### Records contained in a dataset
>>>>>

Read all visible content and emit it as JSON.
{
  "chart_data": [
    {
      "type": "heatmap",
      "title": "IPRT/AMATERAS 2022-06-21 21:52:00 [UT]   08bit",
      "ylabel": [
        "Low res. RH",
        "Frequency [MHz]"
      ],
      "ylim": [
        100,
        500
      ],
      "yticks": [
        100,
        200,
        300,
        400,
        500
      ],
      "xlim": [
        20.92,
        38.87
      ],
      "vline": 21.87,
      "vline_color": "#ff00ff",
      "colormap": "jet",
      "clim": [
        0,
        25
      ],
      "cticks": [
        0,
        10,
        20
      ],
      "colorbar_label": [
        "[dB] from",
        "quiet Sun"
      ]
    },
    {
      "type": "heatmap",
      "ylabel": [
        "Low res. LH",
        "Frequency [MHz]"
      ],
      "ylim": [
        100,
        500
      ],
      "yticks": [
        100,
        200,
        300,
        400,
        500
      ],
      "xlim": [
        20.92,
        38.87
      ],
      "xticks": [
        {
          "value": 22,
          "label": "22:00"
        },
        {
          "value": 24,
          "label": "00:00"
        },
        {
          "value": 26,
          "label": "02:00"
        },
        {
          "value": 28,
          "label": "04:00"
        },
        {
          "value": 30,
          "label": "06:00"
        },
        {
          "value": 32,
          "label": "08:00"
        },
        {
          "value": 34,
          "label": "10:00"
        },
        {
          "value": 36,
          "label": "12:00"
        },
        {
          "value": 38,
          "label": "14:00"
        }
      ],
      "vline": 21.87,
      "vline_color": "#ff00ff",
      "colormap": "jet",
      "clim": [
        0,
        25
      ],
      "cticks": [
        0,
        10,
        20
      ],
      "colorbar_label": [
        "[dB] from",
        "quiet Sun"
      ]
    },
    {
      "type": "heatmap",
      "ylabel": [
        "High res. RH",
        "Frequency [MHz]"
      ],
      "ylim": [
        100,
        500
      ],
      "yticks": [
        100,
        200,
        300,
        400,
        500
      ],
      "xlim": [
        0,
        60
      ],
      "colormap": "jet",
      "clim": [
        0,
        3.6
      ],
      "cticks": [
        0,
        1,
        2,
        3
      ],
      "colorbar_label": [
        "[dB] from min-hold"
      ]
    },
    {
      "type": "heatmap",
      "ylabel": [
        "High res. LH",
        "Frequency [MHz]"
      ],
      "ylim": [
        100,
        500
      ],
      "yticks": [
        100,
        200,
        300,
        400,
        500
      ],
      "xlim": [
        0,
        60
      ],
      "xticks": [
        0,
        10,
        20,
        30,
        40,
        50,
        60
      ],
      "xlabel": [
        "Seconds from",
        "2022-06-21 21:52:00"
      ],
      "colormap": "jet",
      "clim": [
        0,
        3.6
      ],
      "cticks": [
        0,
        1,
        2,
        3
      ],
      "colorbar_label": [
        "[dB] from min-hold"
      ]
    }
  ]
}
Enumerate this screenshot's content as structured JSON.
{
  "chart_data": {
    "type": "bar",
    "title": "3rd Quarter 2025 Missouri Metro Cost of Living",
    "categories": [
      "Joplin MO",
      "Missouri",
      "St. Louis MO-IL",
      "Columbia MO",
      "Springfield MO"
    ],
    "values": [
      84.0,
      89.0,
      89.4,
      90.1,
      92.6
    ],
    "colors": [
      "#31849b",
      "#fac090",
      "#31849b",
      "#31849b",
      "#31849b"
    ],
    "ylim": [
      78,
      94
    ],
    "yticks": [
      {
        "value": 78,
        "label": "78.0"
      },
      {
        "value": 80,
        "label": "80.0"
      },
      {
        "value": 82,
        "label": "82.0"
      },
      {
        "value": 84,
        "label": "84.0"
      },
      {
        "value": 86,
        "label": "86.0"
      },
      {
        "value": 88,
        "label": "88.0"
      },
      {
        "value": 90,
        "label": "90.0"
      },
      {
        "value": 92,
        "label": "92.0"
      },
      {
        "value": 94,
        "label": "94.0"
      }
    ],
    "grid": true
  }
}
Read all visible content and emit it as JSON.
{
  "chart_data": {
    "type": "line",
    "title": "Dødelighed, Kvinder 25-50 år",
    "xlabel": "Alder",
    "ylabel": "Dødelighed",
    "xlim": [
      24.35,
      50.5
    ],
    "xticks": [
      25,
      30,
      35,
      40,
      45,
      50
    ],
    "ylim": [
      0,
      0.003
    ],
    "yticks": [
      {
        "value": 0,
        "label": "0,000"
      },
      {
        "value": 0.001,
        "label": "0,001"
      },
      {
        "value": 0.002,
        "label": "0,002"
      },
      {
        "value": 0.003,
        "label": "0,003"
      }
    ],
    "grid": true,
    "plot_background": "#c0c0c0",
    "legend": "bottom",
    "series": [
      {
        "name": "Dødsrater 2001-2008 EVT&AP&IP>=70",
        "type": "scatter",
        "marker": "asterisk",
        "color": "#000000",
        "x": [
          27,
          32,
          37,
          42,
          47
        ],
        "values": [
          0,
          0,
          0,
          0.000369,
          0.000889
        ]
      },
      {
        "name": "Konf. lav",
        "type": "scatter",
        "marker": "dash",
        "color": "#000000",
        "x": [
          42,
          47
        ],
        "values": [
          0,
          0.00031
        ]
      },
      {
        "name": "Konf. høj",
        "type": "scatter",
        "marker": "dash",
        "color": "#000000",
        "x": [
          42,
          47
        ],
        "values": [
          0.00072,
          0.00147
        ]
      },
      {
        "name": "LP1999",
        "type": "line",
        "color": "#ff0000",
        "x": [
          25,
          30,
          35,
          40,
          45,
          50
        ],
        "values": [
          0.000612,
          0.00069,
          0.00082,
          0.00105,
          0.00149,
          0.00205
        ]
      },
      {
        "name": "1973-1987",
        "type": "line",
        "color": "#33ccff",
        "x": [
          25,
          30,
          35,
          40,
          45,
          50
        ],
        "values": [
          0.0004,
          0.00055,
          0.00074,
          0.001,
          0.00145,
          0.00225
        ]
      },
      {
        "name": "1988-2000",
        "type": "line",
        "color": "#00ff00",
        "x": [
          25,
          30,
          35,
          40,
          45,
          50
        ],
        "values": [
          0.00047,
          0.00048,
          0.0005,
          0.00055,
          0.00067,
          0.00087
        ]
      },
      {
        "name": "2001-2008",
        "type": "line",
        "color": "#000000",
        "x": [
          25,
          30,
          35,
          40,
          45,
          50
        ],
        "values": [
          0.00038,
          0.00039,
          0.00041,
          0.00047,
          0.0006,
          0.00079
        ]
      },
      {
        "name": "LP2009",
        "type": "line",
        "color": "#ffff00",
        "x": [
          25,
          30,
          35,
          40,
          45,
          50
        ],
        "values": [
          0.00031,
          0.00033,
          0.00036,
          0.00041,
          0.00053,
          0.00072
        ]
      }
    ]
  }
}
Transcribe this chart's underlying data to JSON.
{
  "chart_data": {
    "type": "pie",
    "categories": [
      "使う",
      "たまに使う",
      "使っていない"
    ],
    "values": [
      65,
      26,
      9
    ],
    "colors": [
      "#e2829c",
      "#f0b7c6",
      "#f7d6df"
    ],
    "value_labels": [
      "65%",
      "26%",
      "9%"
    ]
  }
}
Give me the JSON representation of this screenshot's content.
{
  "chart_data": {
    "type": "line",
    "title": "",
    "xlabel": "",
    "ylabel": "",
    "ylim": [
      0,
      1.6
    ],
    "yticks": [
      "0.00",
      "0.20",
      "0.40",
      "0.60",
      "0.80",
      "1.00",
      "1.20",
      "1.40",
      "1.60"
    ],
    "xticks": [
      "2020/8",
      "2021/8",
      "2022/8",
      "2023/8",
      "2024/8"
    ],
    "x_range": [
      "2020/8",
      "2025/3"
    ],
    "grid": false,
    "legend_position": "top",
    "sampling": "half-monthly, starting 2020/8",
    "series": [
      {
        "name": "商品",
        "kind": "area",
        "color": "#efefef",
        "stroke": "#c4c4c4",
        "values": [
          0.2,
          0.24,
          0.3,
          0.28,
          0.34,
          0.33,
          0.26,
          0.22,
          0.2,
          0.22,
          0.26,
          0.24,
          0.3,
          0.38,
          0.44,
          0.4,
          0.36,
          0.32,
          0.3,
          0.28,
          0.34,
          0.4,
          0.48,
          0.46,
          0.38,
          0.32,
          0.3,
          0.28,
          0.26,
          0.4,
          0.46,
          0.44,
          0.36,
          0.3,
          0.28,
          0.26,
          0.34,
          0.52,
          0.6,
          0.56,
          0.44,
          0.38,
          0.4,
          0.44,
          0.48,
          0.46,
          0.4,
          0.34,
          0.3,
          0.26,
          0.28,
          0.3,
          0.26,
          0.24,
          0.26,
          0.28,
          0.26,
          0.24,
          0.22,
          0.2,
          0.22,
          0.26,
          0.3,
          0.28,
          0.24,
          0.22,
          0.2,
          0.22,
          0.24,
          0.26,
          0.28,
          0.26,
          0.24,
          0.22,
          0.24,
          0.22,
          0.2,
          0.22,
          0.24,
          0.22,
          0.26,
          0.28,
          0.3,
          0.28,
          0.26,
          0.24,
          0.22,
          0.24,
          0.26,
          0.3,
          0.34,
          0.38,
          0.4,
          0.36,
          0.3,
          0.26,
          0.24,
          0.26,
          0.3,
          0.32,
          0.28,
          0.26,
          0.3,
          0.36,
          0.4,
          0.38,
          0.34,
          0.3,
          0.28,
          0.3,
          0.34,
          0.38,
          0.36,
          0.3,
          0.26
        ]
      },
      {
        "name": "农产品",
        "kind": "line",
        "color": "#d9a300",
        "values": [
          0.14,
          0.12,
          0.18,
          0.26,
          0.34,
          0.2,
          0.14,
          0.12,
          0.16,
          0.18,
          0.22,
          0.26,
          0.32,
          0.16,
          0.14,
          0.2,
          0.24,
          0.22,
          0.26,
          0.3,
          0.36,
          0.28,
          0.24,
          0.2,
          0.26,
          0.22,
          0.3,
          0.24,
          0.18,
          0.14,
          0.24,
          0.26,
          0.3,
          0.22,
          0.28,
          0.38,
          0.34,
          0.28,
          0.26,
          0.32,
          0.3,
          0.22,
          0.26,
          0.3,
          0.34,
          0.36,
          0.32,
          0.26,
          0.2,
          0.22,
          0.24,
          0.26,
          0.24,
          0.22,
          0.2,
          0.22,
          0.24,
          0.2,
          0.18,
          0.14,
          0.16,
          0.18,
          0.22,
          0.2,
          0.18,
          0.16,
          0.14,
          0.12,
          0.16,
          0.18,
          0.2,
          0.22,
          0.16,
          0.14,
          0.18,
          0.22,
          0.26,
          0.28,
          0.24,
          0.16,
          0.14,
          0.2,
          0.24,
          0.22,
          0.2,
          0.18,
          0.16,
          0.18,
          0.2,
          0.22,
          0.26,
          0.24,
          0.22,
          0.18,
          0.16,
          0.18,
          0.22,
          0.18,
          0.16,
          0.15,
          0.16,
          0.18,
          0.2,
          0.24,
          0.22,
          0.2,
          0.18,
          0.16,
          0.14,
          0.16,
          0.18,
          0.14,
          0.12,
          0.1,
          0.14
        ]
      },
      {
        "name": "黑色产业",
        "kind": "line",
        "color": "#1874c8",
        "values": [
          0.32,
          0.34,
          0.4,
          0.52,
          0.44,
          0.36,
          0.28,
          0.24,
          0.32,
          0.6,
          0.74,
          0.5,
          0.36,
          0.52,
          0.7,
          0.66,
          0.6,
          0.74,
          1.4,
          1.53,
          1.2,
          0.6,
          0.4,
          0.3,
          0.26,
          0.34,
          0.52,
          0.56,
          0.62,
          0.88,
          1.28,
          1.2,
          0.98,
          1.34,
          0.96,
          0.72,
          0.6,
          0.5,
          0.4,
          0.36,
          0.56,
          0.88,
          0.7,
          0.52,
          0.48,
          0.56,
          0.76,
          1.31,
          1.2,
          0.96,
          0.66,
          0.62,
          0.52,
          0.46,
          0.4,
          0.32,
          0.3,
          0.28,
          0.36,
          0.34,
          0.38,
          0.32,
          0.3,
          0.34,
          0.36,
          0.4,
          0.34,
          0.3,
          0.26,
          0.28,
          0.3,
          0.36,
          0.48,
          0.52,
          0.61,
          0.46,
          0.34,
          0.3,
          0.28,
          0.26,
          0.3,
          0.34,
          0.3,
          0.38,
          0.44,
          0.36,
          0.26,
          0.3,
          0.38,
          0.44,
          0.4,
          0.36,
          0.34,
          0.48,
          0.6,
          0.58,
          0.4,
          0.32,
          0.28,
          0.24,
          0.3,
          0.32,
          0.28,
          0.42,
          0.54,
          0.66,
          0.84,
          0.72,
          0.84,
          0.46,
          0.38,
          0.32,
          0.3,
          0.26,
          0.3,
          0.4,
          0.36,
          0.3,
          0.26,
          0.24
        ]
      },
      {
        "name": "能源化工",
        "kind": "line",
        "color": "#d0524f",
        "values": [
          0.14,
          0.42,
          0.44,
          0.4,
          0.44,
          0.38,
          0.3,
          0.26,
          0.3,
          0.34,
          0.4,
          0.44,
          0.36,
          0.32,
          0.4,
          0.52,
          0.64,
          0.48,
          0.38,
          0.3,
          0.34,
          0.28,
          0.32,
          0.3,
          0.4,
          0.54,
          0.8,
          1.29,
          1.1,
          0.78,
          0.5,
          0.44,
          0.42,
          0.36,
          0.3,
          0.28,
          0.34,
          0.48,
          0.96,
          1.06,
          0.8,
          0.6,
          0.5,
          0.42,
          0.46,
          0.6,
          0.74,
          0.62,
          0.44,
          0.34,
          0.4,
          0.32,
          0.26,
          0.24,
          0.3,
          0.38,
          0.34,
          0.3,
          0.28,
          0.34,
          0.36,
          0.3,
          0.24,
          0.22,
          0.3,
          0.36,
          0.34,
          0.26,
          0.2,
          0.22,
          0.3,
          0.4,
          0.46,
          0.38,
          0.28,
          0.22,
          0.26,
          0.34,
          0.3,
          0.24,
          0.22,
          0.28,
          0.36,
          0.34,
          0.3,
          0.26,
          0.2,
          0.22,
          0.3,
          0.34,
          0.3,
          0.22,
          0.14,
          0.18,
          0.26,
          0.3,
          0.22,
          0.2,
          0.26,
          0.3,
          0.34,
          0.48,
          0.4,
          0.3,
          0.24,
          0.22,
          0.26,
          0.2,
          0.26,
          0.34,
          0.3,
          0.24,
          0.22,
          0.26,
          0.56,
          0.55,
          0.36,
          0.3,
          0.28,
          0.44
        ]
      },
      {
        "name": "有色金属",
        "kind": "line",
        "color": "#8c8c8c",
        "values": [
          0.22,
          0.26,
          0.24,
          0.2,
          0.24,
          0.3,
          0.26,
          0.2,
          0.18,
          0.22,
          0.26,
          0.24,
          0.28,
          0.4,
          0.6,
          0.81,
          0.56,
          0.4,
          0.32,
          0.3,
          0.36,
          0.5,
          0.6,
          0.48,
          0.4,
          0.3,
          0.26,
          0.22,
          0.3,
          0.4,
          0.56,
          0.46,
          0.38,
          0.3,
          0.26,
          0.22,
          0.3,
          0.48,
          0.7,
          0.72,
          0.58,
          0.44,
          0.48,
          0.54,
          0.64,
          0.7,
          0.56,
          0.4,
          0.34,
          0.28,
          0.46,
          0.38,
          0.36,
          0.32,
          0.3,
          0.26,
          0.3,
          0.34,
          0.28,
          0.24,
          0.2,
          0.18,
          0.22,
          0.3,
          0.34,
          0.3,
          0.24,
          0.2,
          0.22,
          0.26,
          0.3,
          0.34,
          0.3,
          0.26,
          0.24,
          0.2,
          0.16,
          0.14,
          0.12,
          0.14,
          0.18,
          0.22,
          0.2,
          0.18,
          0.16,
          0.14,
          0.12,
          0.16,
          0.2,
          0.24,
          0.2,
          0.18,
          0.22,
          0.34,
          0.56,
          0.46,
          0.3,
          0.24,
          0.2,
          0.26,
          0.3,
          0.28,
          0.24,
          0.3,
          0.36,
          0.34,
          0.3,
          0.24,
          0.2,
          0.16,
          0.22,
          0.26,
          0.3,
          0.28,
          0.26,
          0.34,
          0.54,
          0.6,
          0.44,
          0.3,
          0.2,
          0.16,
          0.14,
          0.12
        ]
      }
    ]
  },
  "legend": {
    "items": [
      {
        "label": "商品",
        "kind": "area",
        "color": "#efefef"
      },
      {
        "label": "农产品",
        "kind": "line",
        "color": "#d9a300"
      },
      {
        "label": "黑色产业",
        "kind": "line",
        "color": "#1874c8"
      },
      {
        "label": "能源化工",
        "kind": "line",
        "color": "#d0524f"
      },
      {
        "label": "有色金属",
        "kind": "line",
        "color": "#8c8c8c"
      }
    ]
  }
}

<<<<<

### Your instructions
Answer with one number: how many lines in the listing hold "JSON".

### Task response
5